▸ TASK TO CARRY OUT
Copy out all lines carrying the word "title".

-- BEGIN AVAILABLE DATA --

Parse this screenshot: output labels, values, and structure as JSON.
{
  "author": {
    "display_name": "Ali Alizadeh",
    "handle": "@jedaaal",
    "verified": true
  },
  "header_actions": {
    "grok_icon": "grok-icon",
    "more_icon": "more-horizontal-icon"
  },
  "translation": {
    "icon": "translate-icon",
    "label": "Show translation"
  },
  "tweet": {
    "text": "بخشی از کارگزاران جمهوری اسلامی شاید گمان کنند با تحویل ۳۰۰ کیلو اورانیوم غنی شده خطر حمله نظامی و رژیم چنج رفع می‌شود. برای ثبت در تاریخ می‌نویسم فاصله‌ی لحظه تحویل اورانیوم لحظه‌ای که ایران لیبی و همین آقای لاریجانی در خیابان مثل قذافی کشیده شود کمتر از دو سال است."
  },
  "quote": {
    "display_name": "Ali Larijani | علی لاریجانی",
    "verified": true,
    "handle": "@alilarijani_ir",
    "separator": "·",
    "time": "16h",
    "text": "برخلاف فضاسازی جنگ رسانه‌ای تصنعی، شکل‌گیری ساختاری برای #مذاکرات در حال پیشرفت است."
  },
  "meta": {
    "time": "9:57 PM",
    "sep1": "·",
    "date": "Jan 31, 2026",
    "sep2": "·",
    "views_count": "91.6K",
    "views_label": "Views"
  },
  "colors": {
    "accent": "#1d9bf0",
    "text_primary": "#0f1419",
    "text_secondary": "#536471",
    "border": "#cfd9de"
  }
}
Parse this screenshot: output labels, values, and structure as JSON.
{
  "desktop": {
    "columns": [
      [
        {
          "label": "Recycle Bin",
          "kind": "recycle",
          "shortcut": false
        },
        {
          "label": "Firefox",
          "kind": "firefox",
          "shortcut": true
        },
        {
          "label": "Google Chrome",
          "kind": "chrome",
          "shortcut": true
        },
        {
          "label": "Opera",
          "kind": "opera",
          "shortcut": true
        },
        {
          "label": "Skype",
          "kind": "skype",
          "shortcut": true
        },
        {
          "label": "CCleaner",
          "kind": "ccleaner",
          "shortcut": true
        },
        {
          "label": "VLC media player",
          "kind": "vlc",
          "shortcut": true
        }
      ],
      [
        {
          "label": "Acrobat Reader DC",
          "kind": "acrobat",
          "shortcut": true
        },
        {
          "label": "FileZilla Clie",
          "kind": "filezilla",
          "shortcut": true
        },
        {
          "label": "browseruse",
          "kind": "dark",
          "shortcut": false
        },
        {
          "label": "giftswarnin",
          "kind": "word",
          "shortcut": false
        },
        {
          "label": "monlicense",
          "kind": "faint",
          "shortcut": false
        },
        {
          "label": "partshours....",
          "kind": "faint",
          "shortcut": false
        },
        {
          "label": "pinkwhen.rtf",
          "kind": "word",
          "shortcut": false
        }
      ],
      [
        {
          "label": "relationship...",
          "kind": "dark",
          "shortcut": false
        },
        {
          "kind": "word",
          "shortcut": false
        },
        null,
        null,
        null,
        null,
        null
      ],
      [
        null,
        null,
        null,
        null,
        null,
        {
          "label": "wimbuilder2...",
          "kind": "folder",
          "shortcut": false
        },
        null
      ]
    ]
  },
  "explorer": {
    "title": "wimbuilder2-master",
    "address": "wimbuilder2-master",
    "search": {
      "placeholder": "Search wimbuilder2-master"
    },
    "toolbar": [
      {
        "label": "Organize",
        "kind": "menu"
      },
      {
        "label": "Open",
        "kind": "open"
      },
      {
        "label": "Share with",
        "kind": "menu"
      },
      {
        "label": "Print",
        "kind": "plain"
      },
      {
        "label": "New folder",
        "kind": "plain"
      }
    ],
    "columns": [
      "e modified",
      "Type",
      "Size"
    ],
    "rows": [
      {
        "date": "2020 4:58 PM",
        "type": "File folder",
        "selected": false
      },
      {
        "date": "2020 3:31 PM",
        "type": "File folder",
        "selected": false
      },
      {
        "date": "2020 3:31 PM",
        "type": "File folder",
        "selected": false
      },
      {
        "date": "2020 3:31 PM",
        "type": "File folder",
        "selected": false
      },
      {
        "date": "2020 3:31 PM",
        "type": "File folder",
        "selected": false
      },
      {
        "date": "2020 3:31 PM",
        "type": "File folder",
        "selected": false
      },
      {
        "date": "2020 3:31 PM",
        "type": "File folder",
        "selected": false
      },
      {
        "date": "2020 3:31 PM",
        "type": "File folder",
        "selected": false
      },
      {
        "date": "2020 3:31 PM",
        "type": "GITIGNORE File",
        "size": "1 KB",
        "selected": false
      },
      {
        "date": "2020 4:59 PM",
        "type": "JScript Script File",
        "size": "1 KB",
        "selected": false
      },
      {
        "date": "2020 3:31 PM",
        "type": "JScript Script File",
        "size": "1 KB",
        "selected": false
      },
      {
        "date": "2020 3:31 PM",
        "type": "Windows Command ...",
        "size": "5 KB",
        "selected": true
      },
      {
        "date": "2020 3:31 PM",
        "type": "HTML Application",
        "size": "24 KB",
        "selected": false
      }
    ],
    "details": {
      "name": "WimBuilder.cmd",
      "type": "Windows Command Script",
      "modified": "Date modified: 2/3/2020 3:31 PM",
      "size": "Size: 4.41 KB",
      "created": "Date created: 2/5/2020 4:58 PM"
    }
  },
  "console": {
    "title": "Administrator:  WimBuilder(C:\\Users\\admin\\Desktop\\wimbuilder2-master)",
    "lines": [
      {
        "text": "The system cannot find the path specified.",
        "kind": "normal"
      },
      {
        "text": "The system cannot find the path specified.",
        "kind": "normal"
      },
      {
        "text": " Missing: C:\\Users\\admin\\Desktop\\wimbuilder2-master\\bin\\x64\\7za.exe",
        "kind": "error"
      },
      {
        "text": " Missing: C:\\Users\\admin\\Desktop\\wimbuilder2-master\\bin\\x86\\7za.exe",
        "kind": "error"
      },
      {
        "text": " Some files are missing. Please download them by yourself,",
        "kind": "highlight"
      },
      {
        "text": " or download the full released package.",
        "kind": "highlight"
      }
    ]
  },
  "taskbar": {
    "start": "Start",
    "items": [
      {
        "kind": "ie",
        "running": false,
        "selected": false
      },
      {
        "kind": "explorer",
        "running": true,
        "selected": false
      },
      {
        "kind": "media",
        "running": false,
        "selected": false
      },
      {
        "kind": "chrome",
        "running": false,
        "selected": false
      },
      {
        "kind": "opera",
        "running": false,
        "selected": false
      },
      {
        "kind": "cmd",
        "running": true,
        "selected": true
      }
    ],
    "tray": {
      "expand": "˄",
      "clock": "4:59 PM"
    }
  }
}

-- END AVAILABLE DATA --

▸ ANSWER BELOW
    "title": "wimbuilder2-master",
    "title": "Administrator:  WimBuilder(C:\\Users\\admin\\Desktop\\wimbuilder2-master)",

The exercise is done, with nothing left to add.